[Stored records]
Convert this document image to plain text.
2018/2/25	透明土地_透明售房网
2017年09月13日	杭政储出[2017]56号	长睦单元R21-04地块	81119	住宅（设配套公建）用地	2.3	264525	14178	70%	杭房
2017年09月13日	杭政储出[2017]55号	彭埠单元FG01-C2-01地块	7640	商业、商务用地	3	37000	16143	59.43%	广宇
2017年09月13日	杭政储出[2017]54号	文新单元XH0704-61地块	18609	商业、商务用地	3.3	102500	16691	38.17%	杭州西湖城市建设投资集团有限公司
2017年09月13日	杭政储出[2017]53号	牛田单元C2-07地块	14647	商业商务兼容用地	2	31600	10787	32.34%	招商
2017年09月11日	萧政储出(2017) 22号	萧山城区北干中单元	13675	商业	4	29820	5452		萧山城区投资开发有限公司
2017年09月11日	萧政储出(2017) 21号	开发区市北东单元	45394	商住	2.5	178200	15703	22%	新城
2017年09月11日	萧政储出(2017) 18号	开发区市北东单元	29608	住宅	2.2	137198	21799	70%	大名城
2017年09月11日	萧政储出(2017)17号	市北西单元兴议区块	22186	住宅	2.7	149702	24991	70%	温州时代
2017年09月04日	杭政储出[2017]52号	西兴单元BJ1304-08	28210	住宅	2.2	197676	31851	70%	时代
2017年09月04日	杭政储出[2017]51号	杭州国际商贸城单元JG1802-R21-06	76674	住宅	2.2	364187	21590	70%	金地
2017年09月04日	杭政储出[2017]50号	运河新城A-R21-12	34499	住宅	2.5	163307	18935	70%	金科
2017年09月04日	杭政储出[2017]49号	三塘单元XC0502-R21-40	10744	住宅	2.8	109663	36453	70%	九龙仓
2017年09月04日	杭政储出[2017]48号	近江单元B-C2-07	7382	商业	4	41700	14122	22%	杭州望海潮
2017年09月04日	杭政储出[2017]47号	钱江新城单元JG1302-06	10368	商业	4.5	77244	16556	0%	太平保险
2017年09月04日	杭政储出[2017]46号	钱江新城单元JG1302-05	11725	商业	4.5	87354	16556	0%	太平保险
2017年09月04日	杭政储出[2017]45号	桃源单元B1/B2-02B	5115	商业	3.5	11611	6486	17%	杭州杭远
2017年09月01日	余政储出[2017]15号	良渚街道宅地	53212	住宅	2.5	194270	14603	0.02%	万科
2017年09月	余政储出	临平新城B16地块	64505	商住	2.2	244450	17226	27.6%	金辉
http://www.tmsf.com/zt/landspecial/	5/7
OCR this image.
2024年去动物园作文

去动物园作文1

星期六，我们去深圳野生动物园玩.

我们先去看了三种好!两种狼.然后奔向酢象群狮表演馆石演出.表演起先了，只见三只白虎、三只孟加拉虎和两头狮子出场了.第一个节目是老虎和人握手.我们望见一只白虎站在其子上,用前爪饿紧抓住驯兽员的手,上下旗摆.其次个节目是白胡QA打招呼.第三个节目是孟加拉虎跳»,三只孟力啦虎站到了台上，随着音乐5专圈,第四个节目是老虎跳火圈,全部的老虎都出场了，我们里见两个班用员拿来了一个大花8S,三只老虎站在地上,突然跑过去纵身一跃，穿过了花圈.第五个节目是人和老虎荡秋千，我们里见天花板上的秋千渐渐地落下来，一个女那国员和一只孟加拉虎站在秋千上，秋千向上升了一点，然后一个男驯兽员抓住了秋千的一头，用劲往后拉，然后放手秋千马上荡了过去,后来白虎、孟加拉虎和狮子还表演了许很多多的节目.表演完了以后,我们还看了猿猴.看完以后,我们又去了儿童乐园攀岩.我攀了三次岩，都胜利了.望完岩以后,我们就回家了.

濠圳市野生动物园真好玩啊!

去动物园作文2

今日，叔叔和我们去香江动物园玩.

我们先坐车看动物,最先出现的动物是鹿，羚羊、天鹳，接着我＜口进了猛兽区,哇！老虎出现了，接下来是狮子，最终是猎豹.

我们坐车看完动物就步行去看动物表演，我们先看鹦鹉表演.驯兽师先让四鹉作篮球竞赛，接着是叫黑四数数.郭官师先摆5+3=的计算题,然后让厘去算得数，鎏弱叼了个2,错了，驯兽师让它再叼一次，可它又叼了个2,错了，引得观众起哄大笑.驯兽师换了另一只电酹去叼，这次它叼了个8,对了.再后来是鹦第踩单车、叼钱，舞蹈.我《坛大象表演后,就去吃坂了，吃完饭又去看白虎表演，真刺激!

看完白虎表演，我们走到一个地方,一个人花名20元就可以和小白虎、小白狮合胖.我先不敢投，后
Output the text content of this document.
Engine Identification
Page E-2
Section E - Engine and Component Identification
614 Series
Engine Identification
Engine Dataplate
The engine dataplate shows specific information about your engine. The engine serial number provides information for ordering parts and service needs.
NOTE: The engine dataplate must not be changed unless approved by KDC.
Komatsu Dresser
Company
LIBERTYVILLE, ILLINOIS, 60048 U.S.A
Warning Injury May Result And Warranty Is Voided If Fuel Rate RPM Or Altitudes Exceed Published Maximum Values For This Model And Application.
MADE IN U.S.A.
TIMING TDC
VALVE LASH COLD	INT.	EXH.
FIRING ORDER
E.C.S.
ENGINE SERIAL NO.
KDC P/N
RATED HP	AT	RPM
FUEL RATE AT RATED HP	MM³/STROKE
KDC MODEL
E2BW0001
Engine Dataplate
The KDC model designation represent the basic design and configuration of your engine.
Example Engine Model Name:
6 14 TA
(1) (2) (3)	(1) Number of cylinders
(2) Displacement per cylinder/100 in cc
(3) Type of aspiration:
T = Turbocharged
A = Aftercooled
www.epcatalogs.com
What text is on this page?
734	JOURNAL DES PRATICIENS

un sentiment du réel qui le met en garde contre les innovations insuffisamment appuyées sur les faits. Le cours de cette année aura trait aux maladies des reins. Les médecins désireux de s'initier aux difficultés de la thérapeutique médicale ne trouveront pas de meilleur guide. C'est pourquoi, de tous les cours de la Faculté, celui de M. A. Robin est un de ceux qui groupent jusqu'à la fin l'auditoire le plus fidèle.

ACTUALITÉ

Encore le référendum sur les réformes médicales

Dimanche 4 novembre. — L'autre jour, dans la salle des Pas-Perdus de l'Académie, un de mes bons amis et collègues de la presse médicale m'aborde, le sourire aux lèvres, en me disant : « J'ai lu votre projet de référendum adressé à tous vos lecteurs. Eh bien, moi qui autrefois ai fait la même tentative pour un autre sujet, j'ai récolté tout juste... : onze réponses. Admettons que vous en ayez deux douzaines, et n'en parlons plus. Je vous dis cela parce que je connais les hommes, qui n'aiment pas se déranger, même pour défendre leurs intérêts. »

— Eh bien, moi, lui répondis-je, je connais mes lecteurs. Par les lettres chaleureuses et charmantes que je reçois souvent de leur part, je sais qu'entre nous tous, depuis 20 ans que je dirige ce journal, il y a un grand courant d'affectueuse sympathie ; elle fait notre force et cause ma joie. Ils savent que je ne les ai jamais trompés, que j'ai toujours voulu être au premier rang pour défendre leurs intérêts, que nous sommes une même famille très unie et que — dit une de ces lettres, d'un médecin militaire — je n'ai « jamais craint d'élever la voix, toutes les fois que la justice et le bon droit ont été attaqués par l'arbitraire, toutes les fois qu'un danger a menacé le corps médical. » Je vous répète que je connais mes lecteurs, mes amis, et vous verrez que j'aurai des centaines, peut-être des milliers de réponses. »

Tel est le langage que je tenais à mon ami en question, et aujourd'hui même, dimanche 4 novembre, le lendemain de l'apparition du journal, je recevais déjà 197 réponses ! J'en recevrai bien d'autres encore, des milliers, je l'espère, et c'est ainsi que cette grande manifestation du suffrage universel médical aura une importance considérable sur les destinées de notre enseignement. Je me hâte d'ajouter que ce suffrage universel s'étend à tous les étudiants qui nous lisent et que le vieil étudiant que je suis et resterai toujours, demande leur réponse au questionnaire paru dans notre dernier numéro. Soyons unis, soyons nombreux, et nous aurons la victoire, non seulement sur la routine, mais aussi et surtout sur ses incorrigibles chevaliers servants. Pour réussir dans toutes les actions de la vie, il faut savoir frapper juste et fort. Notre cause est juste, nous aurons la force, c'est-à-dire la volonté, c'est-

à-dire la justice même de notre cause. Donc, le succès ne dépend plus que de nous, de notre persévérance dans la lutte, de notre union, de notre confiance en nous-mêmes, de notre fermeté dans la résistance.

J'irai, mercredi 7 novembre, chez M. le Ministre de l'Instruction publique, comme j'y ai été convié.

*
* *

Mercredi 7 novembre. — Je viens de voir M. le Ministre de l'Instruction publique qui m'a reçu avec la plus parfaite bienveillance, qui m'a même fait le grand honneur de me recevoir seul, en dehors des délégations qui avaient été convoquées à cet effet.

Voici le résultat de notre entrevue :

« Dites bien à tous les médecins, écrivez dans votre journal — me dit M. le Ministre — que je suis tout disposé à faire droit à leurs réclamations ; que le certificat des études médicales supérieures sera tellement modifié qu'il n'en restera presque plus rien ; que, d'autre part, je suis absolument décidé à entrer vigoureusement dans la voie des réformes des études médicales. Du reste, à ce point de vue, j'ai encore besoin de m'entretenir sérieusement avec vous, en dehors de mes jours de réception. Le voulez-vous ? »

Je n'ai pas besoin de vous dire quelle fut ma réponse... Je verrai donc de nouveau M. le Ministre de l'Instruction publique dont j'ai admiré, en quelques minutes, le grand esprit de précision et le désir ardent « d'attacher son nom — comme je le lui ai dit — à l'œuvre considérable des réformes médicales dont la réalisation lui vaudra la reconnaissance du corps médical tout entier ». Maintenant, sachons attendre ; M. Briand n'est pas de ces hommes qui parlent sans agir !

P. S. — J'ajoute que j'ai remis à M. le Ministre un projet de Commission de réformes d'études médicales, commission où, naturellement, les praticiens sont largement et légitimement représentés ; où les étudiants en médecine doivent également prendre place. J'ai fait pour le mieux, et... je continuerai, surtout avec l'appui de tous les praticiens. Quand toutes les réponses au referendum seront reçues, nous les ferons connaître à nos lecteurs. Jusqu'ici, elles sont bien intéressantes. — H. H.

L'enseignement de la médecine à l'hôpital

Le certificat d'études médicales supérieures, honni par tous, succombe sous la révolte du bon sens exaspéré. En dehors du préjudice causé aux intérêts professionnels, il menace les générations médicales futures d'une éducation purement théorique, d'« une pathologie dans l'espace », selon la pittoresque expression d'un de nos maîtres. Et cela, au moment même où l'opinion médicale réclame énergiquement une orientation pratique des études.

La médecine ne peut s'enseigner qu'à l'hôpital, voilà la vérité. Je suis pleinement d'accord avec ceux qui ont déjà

§ **EXERCISE OBJECTIVE**
Give the count of lines in the records that contain "余政储出", and no other text.

§ **FULL OUTPUT**
2